→ Your task: Every record should be written out exactly, please.

→ Records to use:
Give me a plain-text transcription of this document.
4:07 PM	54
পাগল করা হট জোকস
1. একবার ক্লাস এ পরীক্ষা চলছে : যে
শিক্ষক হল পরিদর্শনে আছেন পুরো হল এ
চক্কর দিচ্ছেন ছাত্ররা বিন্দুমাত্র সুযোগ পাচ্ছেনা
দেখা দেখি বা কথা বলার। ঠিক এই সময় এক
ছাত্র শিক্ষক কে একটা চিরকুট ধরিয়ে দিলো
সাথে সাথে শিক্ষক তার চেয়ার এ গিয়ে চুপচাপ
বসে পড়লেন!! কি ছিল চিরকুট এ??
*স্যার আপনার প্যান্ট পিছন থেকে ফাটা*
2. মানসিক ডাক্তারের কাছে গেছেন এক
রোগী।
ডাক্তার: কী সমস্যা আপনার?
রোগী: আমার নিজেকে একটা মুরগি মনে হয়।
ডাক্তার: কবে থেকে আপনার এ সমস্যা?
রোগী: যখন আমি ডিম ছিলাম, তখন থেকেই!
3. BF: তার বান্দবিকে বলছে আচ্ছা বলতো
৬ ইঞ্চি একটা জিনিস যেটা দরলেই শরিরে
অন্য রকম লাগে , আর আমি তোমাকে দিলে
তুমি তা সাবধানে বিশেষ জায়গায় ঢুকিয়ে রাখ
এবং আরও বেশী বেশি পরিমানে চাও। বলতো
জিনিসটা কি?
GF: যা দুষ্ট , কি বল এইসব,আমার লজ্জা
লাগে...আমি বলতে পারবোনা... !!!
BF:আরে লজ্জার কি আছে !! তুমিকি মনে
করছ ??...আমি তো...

→ Answer:
Give me a plain-text transcription of this document.
4:07 PM	54
পাগল করা হট জোকস
1. একবার ক্লাস এ পরীক্ষা চলছে : যে
শিক্ষক হল পরিদর্শনে আছেন পুরো হল এ
চক্কর দিচ্ছেন ছাত্ররা বিন্দুমাত্র সুযোগ পাচ্ছেনা
দেখা দেখি বা কথা বলার। ঠিক এই সময় এক
ছাত্র শিক্ষক কে একটা চিরকুট ধরিয়ে দিলো
সাথে সাথে শিক্ষক তার চেয়ার এ গিয়ে চুপচাপ
বসে পড়লেন!! কি ছিল চিরকুট এ??
*স্যার আপনার প্যান্ট পিছন থেকে ফাটা*
2. মানসিক ডাক্তারের কাছে গেছেন এক
রোগী।
ডাক্তার: কী সমস্যা আপনার?
রোগী: আমার নিজেকে একটা মুরগি মনে হয়।
ডাক্তার: কবে থেকে আপনার এ সমস্যা?
রোগী: যখন আমি ডিম ছিলাম, তখন থেকেই!
3. BF: তার বান্দবিকে বলছে আচ্ছা বলতো
৬ ইঞ্চি একটা জিনিস যেটা দরলেই শরিরে
অন্য রকম লাগে , আর আমি তোমাকে দিলে
তুমি তা সাবধানে বিশেষ জায়গায় ঢুকিয়ে রাখ
এবং আরও বেশী বেশি পরিমানে চাও। বলতো
জিনিসটা কি?
GF: যা দুষ্ট , কি বল এইসব,আমার লজ্জা
লাগে...আমি বলতে পারবোনা... !!!
BF:আরে লজ্জার কি আছে !! তুমিকি মনে
করছ ??...আমি তো...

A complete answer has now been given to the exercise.